• _WHAT THE EXERCISE ASKS_:
How many of the lines here include "View"? Answer with a single number.

(Data excerpts)
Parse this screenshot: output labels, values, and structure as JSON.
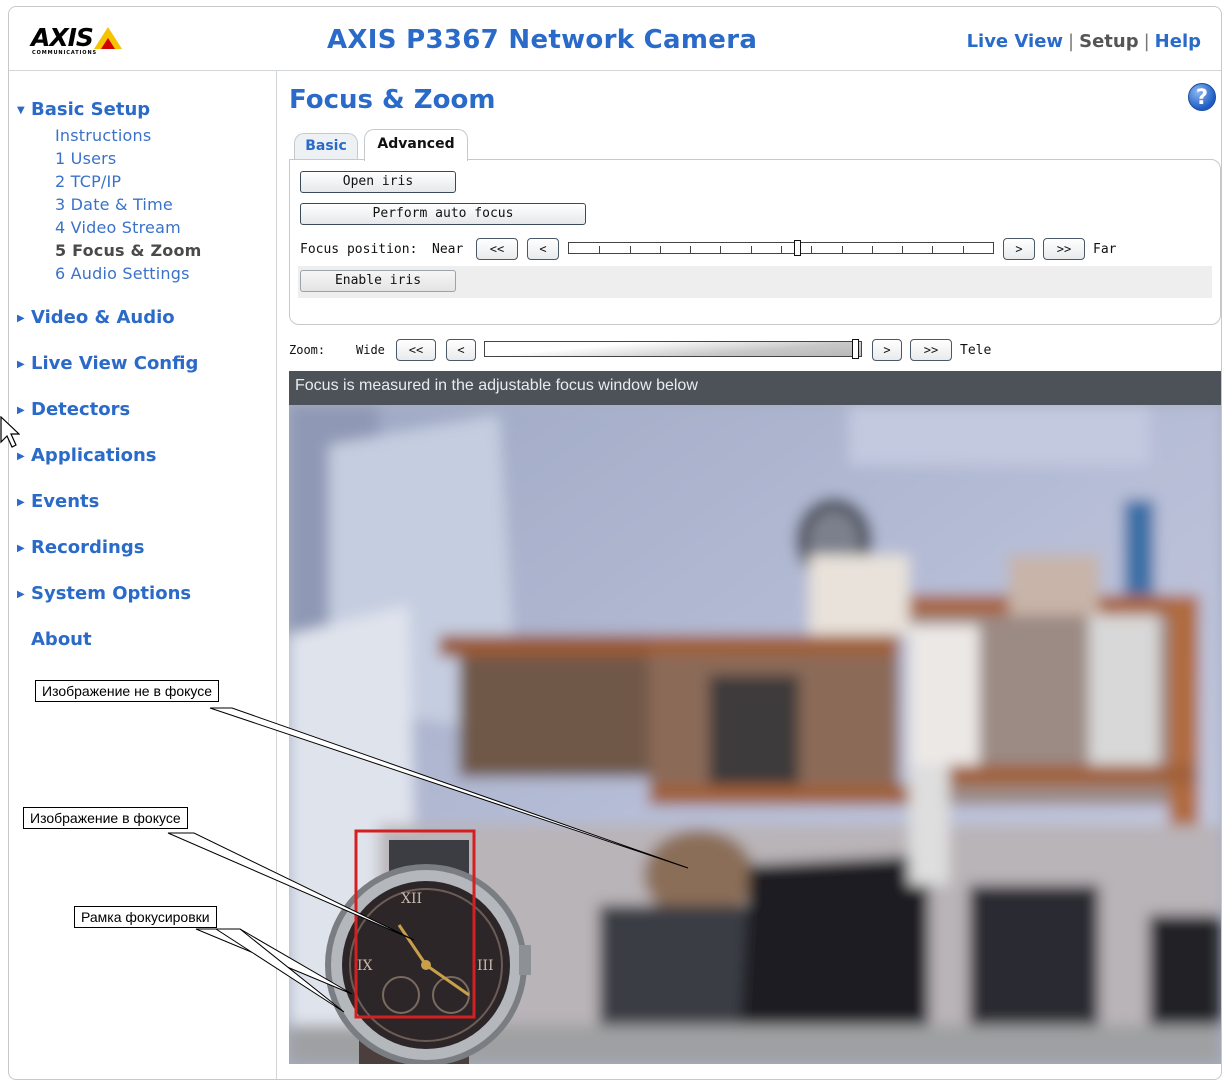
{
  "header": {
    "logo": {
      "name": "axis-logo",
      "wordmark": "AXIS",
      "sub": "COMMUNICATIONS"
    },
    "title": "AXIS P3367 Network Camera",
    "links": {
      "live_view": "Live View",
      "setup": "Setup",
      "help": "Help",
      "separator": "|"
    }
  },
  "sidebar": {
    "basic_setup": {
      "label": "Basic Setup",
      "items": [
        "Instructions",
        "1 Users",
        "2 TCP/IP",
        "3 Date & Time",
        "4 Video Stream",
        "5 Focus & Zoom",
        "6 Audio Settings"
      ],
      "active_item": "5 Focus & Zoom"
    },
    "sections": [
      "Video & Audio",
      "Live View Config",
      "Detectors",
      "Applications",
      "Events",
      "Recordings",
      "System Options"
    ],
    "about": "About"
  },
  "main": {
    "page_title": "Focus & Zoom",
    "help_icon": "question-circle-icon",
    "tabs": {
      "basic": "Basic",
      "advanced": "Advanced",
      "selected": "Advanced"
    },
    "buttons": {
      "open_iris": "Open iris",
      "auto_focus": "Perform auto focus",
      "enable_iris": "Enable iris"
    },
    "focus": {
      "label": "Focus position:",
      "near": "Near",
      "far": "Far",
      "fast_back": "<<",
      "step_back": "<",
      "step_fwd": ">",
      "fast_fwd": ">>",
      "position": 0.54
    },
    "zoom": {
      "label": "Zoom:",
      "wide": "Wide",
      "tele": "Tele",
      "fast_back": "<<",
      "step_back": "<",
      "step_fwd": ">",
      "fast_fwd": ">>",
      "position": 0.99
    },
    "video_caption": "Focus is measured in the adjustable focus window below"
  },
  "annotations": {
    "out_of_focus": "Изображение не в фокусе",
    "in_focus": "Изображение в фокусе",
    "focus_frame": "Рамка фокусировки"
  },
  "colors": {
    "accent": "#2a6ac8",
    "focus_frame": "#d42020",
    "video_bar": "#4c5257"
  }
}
--
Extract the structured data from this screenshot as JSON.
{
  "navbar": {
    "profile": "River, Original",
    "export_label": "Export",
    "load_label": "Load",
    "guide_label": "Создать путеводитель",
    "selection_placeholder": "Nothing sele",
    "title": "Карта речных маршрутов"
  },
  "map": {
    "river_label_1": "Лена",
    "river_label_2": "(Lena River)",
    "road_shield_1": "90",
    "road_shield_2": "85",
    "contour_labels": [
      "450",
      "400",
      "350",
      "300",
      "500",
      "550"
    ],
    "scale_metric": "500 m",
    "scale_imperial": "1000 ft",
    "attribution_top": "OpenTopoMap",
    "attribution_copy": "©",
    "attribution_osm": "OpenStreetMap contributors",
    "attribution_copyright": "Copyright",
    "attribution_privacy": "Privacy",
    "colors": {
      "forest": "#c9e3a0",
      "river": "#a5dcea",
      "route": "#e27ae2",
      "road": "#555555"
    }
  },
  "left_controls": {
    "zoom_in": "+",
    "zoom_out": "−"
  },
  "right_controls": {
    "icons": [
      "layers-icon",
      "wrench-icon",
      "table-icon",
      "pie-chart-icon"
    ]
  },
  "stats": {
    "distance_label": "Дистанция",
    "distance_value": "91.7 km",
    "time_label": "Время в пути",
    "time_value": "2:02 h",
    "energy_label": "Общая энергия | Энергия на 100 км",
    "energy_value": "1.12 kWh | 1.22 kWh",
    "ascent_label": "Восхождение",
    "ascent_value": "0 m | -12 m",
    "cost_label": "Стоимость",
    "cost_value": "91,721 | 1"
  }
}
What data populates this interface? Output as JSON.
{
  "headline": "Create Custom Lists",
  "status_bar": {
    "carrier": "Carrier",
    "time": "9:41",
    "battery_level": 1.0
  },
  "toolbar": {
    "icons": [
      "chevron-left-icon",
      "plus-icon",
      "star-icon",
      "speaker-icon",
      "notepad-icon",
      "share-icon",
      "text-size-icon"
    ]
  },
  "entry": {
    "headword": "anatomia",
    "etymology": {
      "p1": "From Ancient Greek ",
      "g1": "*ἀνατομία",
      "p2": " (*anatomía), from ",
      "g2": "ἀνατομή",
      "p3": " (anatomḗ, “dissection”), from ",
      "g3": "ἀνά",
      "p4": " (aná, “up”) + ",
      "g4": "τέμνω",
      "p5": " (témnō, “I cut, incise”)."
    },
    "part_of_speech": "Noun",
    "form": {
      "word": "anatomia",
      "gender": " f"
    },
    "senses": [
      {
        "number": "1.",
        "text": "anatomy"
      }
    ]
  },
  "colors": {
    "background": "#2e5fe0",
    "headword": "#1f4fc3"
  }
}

• _WRITTEN ANSWER_:
2